» **PASSAGE TO READ**:
Prof. Anika Walke presents on The Black Book of Russian Jewry
On October 16, 2025, Anika Walke, the inaugural Askwith Family Chair of Holocaust Studies at Carnegie Mellon University, visited the USC Dornsife Center for Advanced Genocide Research to give a public talk on The Black Book of Russian Jewry, which was compiled and edited by Ilya Ehrenburg and Vasily Grossman in the mid to late 1940s. Her talk placed the book in conversation with the broader trend in Holocaust and genocide studies of thinking about the intersection of literature, testimony, and history through an interdisciplinary lens.
Professor Walke began by providing historical context for The Black Book of Russian Jewry, a collection of materials that document the mass murder of Soviet Jewish children, women, and men in German-occupied territories between 1941 to 1944. The book has become widely known for giving readers an inside look into the Pale of Jewish Settlement in the Russian Empire, a demographic center of Eastern European Jewry. It is particularly notable as a record of Jewish cultural production during the war and in the postwar Soviet Union.
In the mid 1940s, Soviet Jews were grappling with not only the losses associated with genocide, but also their mounting persecution at home. Jewish theatres, publishing houses, schools, and other cultural and educational institutions were closed, effectively bringing Jewish public life to a standstill. The radicalization of Stalinist antisemitism led to the execution of several Soviet Jewish figures in August 1952 and eventual dissolution of the group compiling the book. Against this backdrop, Walke argued, The Black Book served as a critical assertion of Jewish presence within the Soviet Union.
As a result of Soviet officials blocking the publication of the book in 1943, multiple versions of the book – differing in language and content – were produced in an attempt to reach audiences beyond Soviet borders. In fact, the complete, uncensored Russian edition would not appear until 1993. Professor Walke argued that various editions of the black books should be considered as a series of distinct texts because of the significant differences of each collection. Considering the genre, she asserted that the black books are challenging to categorize due to the varied content that ranges from first person testimony to institutional documents to surveys of Nazi policy.

» **GIVEN DATA**:
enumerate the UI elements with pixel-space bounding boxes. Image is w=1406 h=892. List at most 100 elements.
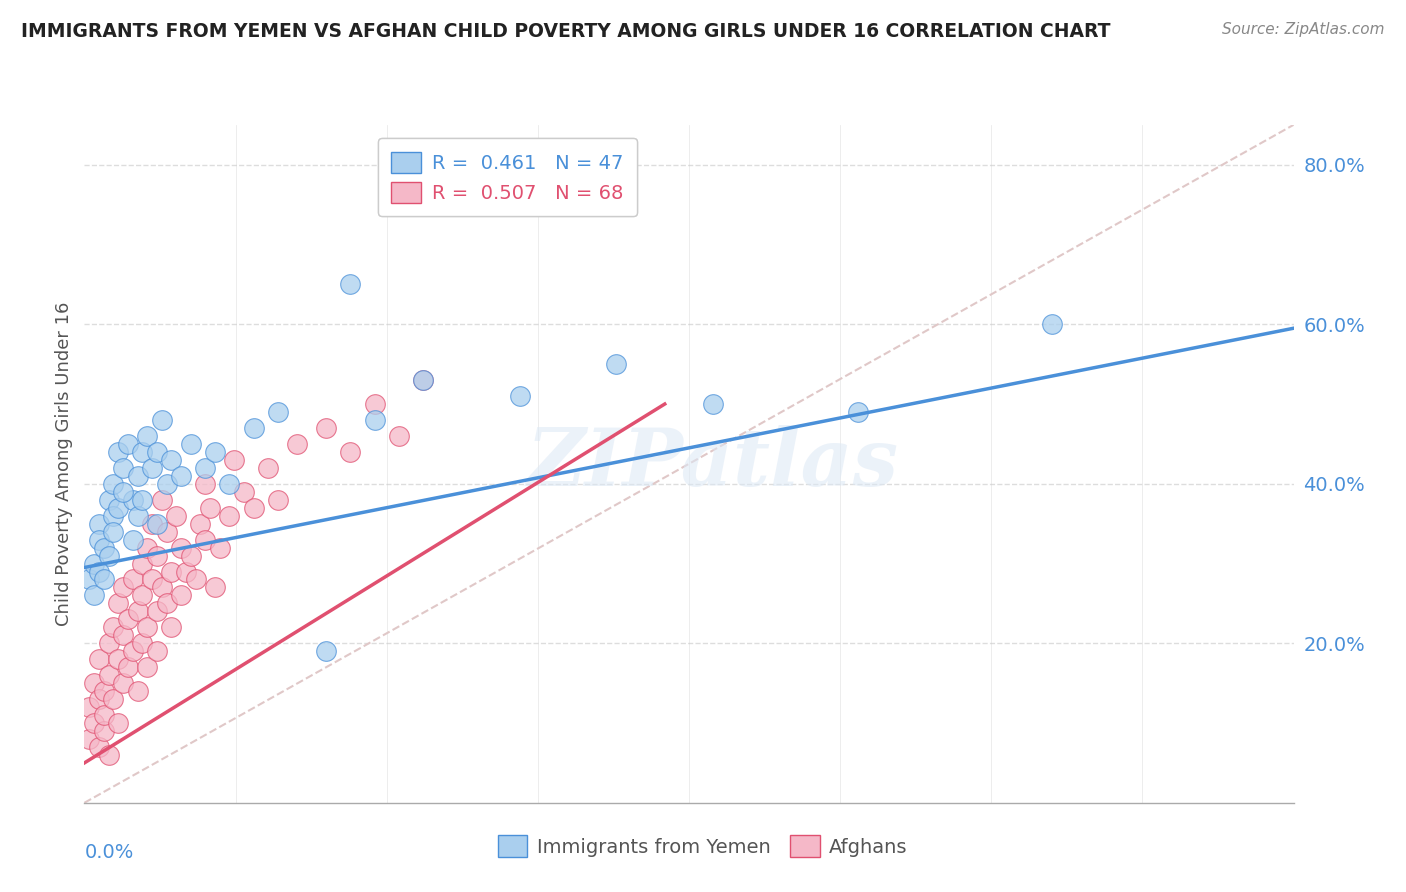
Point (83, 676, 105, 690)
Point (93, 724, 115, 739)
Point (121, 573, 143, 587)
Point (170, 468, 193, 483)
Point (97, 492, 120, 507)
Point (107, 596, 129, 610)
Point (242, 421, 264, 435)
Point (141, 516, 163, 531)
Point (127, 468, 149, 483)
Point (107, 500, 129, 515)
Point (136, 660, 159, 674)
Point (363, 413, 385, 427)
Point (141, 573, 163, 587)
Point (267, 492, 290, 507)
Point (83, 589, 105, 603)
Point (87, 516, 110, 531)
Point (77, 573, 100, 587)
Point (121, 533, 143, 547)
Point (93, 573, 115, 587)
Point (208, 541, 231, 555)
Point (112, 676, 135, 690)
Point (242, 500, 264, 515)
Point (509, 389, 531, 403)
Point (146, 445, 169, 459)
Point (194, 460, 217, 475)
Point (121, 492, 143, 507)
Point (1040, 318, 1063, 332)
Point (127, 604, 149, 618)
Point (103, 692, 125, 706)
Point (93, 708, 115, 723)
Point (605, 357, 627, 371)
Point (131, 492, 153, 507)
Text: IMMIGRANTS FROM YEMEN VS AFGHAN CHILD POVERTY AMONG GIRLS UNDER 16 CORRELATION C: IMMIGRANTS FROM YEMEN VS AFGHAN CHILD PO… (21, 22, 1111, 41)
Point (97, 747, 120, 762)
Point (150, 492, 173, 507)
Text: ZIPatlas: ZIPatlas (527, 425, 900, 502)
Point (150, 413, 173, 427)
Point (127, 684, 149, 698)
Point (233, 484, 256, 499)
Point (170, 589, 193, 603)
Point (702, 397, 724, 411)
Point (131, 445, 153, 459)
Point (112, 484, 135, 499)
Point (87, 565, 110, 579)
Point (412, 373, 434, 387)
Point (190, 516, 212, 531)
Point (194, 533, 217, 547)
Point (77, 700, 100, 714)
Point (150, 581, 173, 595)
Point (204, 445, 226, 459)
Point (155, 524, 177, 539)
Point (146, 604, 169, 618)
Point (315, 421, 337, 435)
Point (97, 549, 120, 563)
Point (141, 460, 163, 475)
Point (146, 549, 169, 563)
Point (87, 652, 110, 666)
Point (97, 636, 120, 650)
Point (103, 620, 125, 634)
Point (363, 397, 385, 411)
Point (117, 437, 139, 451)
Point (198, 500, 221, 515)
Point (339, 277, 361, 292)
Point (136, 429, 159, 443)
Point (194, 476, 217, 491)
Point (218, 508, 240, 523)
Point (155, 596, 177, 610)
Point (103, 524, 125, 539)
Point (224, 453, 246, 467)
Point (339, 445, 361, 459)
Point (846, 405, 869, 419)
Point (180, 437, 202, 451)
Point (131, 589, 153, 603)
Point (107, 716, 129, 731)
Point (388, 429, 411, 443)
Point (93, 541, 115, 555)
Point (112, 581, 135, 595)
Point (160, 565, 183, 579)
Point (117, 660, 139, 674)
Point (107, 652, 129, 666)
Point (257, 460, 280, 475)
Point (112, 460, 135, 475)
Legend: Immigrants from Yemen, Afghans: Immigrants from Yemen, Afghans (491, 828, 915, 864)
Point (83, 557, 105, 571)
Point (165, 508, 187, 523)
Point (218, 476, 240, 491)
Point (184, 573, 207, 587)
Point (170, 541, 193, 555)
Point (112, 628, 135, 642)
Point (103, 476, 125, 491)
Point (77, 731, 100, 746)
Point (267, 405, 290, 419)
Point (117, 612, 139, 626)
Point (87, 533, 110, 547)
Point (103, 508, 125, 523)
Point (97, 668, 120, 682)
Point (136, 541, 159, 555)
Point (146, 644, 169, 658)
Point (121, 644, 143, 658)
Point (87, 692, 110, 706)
* * *
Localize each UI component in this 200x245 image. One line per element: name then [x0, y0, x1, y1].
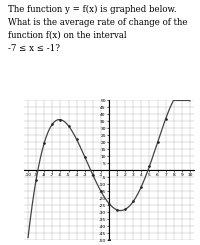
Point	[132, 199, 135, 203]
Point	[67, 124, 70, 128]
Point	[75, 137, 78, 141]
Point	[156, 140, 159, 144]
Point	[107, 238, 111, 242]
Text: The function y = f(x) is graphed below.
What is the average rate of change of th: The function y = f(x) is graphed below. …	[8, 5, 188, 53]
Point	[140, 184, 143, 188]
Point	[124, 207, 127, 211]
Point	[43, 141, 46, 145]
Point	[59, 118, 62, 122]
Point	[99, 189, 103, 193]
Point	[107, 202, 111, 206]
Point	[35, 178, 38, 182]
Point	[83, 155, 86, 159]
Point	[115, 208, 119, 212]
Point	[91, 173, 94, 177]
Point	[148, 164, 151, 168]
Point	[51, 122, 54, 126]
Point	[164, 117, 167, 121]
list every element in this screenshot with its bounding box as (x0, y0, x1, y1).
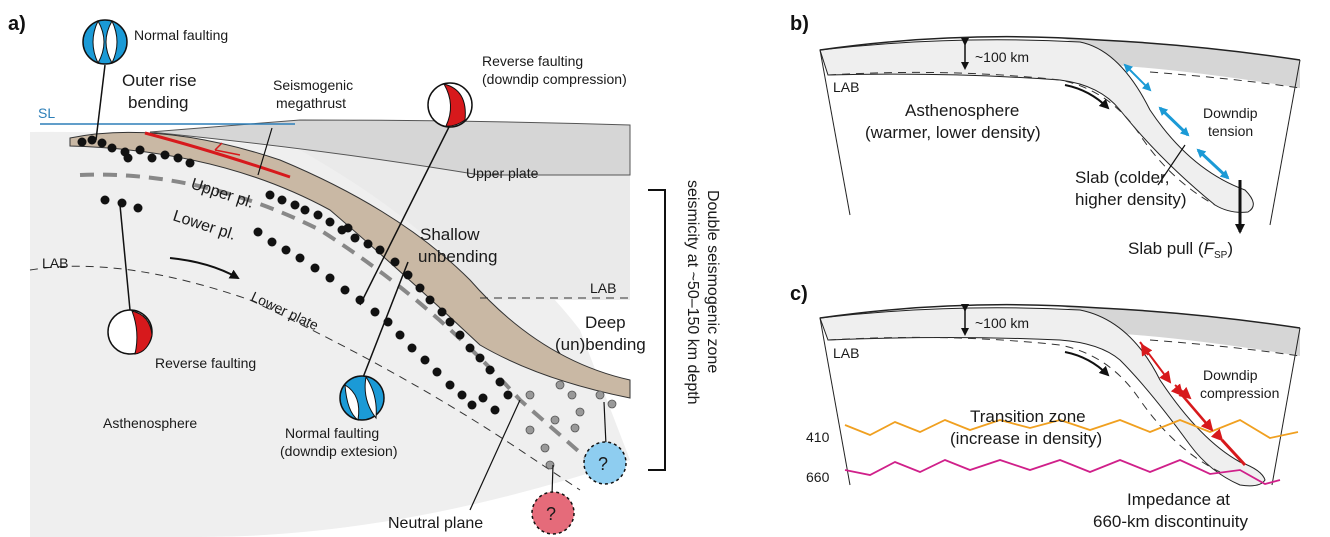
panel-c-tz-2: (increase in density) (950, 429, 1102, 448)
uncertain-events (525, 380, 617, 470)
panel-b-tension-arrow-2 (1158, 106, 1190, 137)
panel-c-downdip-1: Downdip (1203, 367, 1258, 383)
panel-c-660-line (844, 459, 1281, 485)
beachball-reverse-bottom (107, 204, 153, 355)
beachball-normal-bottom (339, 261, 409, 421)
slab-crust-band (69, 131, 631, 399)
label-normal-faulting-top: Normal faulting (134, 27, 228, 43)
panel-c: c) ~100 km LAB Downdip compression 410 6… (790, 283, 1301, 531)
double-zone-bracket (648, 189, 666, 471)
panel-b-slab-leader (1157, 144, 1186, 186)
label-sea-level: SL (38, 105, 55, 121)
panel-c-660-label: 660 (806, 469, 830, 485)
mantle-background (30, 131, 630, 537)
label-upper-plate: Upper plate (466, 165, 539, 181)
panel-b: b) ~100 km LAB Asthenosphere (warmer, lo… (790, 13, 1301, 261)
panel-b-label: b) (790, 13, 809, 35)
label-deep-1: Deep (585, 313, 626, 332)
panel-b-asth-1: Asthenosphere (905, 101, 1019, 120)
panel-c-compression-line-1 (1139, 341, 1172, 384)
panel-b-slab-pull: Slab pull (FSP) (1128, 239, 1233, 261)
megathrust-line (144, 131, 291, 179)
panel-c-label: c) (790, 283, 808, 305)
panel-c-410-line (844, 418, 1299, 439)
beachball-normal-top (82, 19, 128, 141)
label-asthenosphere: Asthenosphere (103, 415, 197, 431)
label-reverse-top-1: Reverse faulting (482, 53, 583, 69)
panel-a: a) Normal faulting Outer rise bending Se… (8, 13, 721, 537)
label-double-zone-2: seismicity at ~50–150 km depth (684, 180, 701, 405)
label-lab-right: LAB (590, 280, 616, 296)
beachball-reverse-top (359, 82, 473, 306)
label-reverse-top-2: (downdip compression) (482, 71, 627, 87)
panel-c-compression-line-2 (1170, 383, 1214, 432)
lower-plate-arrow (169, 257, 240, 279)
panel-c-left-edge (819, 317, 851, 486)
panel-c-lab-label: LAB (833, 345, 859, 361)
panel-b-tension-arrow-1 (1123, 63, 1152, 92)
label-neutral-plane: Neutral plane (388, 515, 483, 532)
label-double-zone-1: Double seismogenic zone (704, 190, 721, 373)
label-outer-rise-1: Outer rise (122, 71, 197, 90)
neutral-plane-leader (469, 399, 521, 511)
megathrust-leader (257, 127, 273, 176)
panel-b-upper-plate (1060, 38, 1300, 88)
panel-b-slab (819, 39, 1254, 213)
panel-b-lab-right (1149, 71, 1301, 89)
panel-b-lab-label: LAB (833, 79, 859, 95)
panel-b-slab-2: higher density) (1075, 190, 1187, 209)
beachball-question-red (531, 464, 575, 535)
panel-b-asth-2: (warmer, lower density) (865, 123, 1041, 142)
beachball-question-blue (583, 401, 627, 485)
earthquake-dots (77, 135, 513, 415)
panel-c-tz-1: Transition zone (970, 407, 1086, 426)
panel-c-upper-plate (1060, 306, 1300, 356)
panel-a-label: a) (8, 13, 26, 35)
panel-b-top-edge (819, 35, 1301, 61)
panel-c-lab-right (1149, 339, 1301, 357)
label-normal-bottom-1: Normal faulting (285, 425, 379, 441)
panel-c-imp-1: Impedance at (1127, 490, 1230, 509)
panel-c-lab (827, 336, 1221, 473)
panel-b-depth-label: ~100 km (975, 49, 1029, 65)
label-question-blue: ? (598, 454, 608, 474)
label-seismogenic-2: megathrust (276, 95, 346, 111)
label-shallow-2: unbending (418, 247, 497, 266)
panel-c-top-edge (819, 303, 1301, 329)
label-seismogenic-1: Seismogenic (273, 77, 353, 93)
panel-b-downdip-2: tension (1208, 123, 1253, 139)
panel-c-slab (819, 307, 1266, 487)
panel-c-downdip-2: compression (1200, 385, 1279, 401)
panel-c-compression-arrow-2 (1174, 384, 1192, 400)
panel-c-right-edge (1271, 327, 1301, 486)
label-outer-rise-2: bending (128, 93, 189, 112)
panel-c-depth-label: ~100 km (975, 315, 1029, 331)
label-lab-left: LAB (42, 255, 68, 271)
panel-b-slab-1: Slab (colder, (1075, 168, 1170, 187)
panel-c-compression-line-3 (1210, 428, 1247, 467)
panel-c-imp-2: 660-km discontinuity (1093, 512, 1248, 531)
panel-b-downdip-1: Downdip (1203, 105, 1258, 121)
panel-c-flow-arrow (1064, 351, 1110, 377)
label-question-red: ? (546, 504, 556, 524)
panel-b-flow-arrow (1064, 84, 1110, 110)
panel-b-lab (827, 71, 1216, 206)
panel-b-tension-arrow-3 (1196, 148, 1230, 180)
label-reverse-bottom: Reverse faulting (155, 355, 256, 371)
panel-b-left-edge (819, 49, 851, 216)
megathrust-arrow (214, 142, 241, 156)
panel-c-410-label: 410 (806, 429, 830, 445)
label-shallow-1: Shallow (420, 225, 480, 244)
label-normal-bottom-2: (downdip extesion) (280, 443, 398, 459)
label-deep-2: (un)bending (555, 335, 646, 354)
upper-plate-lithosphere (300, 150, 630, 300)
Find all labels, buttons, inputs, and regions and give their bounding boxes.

» **EXERCISE A**: Rewrite the report on Professor Walke's talk between "Professor Walke began" and "postwar Soviet Union.", inclusive, putting "compilation" in place of "collection".
» **EXERCISE B**: Carry on the report on Professor Walke's talk, starting right after its final sentence.

» **WRITTEN RESPONSE A**:
Professor Walke began by providing historical context for The Black Book of Russian Jewry, a compilation of materials that document the mass murder of Soviet Jewish children, women, and men in German-occupied territories between 1941 to 1944. The book has become widely known for giving readers an inside look into the Pale of Jewish Settlement in the Russian Empire, a demographic center of Eastern European Jewry. It is particularly notable as a record of Jewish cultural production during the war and in the postwar Soviet Union.

» **WRITTEN RESPONSE B**:
Exploring this complex interplay of content and history, two questions guided the talk: First, how should we read books that simultaneously use literary accounts and documentary materials? Second, how should we interpret a book that was never published for its intended audience or purpose? Professor Walke argued that the notion of “testimony of the second order” allows readers to consider the historical conditions surrounding the book’s production, while the notion of “documentary literature,” which aims to document, interpret, and reflect on both personal and collective experiences, offers a framework for thinking about the intention behind The Black Book’s production. In the context of literature from the Soviet Union, The Black Book was intended to serve as a call to action.
Professor Walke then outlined the book’s publication history. The project originated within the Jewish Anti-Fascist Committee, one of several anti-fascist groups organized under the Soviet Information Bureau to rally support for the war effort. In 1942, the Committee began working with American organizations to create a volume documenting Nazi atrocities in the Soviet Union, drawing on earlier “black books” and parallel Polish documentation efforts. The Black Book of Russian Jewry began with the many letters that novelist Ilya Ehrenburg received during the early years of the war. These accounts were eventually published under the title Soviet Jews Write to Ilya Ehrenburg and contained letters and reports that detailed Nazi atrocities as well as the complicity of non-Jewish Soviet citizens.
By 1943, Ehrenburg and the Committee chose to use these letters as the foundation for The Black Book and began actively soliciting additional letters. A wide range of materials, including primary sources such as letters, testimonies, official documents, and journalists’ reports were received. Professor Walke showed a slide with portraits of the Committee’s literary commission, whose lesser-known members significantly shaped the volume by co-writing essays based on the materials that Ehrenburg and the Committee gathered. Throughout the process, the commission grappled with how to honor the specificity of Jewish experience under Nazi occupation while also crafting a book that would be accessible to a broad readership.
Further challenges emerged due to internal conflicts within the Jewish Anti-Fascist Committee. From 1944 to 1945, the Soviet Information bureau reviewed two separate manuscripts – one from the literary commission’s leader and one from the other committee members. Both drafts were criticized. Readers found the literary commission’s version, which was more historical in tone, to be overly critical of non-Jewish Soviet citizens and inadequately focused on the Germans as primary perpetrators. The committee’s version, meanwhile, was considered to be poorly written and overly centered on fear and exclusion at the expense of highlighting resistance and survival. The two versions were eventually merged in 1945 after the reviewers called for a single, comprehensive “political editing” that would deliver both a clear political message as well as a factual representation of German atrocities across the Soviet Union.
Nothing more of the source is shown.